Across the whole listing, how many lines hold the word "this"? Reply with the number by itself.

**********

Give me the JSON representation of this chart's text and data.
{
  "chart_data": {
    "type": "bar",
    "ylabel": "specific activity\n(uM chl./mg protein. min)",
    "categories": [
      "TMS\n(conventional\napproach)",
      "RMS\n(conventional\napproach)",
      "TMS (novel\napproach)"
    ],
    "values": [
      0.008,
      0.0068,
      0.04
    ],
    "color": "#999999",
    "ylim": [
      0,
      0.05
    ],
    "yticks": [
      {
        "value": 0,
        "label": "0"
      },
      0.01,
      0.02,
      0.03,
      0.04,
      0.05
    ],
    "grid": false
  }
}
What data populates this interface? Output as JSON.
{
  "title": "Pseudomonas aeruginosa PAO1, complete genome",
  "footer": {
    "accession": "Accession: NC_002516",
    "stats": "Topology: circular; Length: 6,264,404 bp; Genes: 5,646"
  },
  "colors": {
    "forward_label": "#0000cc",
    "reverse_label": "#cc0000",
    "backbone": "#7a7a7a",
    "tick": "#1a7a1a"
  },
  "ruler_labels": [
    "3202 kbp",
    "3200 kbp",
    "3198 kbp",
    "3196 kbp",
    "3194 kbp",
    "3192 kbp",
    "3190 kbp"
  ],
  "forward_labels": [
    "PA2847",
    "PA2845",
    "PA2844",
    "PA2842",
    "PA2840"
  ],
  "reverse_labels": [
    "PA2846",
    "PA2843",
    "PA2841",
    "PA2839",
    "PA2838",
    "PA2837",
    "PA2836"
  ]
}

**********

→ **Solution below**:
2